**Task to complete:**
Look through the data below and report how many lines include "crystal". Only the number should be given.

**Data for this task:**
===

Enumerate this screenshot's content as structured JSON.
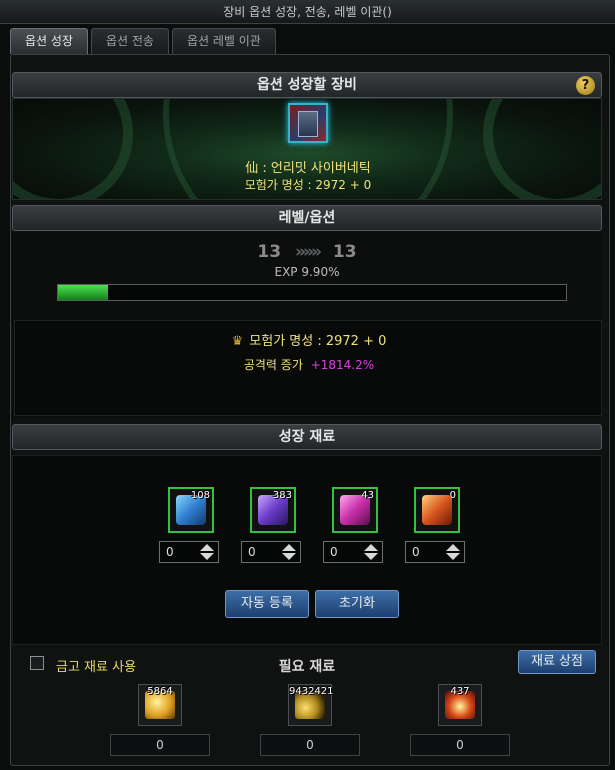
{
  "window": {
    "title": "장비 옵션 성장, 전송, 레벨 이관()"
  },
  "tabs": [
    {
      "label": "옵션 성장",
      "active": true
    },
    {
      "label": "옵션 전송",
      "active": false
    },
    {
      "label": "옵션 레벨 이관",
      "active": false
    }
  ],
  "equip": {
    "section_title": "옵션 성장할 장비",
    "help_icon": "?",
    "item_icon": "robot-armor-icon",
    "item_name": "仙 : 언리밋 사이버네틱",
    "fame": "모험가 명성 : 2972 + 0"
  },
  "level": {
    "section_title": "레벨/옵션",
    "from": "13",
    "arrows": "»»»",
    "to": "13",
    "exp_text": "EXP 9.90%",
    "exp_progress": 0.099,
    "fame_label": "모험가 명성 : 2972 + 0",
    "attack_label": "공격력 증가",
    "attack_value": "+1814.2%"
  },
  "materials": {
    "section_title": "성장 재료",
    "items": [
      {
        "icon": "blue-crystal-icon",
        "count": "108",
        "qty": "0",
        "color": "#2f7fd0"
      },
      {
        "icon": "purple-crystal-icon",
        "count": "383",
        "qty": "0",
        "color": "#6a3bc8"
      },
      {
        "icon": "pink-crystal-icon",
        "count": "43",
        "qty": "0",
        "color": "#c82ea8"
      },
      {
        "icon": "orange-crystal-icon",
        "count": "0",
        "qty": "0",
        "color": "#d8551e"
      }
    ],
    "auto_register_label": "자동 등록",
    "reset_label": "초기화"
  },
  "required": {
    "vault_checkbox_label": "금고 재료 사용",
    "title": "필요 재료",
    "shop_label": "재료 상점",
    "items": [
      {
        "icon": "gold-gem-icon",
        "count": "5864",
        "value": "0",
        "color": "#e0a020"
      },
      {
        "icon": "gold-coins-icon",
        "count": "9432421",
        "value": "0",
        "color": "#b08a20"
      },
      {
        "icon": "fire-orb-icon",
        "count": "437",
        "value": "0",
        "color": "#d84a18"
      }
    ]
  }
}
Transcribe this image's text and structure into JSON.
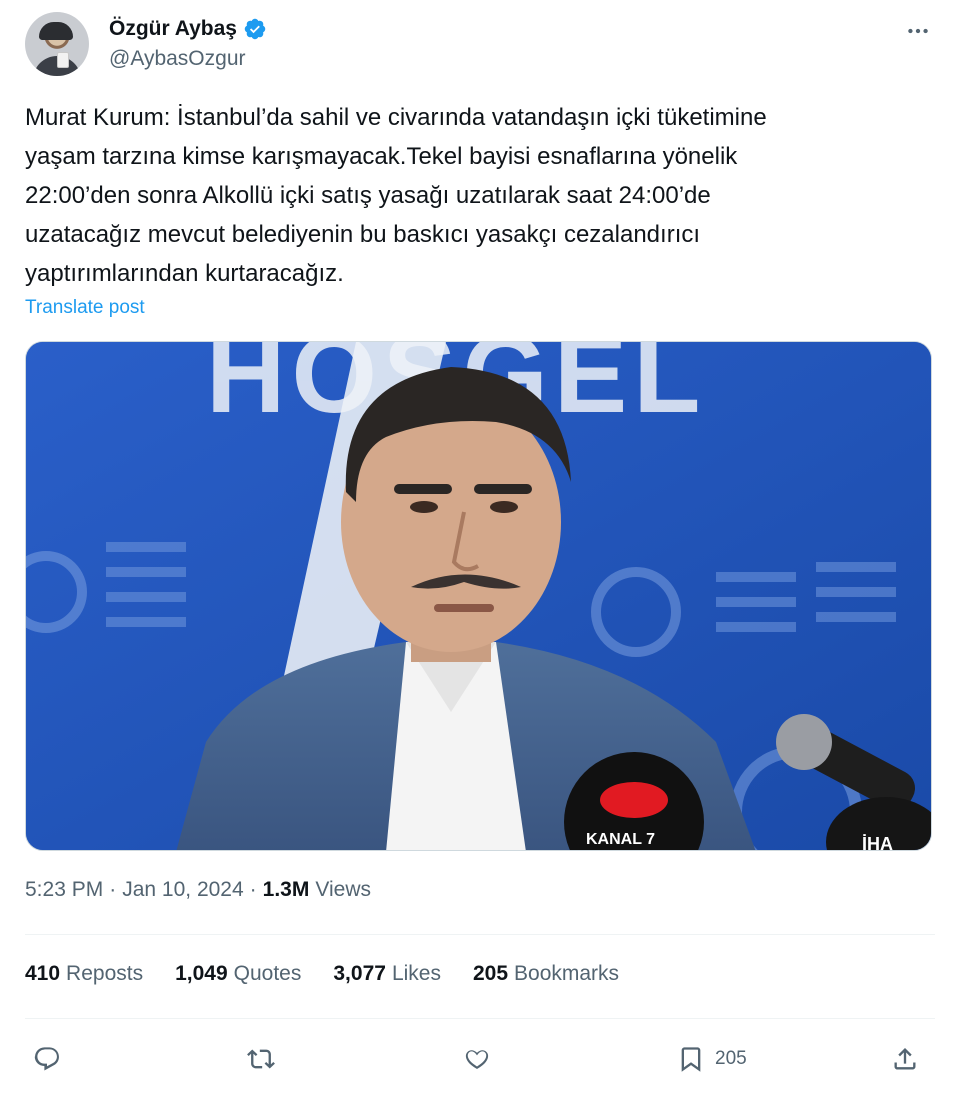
{
  "author": {
    "display_name": "Özgür Aybaş",
    "handle": "@AybasOzgur",
    "verified": true
  },
  "tweet": {
    "text": "Murat Kurum:  İstanbul’da sahil ve civarında vatandaşın içki tüketimine\nyaşam tarzına kimse karışmayacak.Tekel bayisi esnaflarına yönelik\n22:00’den sonra Alkollü içki satış yasağı uzatılarak saat 24:00’de\nuzatacağız mevcut belediyenin bu baskıcı yasakçı cezalandırıcı\nyaptırımlarından kurtaracağız.",
    "translate_label": "Translate post"
  },
  "media": {
    "background_text": "HOŞGEL",
    "mic_logo_text": "KANAL 7",
    "mic_right_text": "İHA"
  },
  "meta": {
    "time": "5:23 PM",
    "separator": "·",
    "date": "Jan 10, 2024",
    "views_count": "1.3M",
    "views_label": "Views"
  },
  "stats": {
    "reposts": {
      "num": "410",
      "label": "Reposts"
    },
    "quotes": {
      "num": "1,049",
      "label": "Quotes"
    },
    "likes": {
      "num": "3,077",
      "label": "Likes"
    },
    "bookmarks": {
      "num": "205",
      "label": "Bookmarks"
    }
  },
  "actions": {
    "bookmark_count": "205"
  },
  "colors": {
    "accent": "#1d9bf0",
    "text_primary": "#0f1419",
    "text_secondary": "#536471",
    "divider": "#eff3f4"
  },
  "icons": [
    "verified-badge-icon",
    "more-icon",
    "reply-icon",
    "repost-icon",
    "like-icon",
    "bookmark-icon",
    "share-icon"
  ]
}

===

**The solution:**
4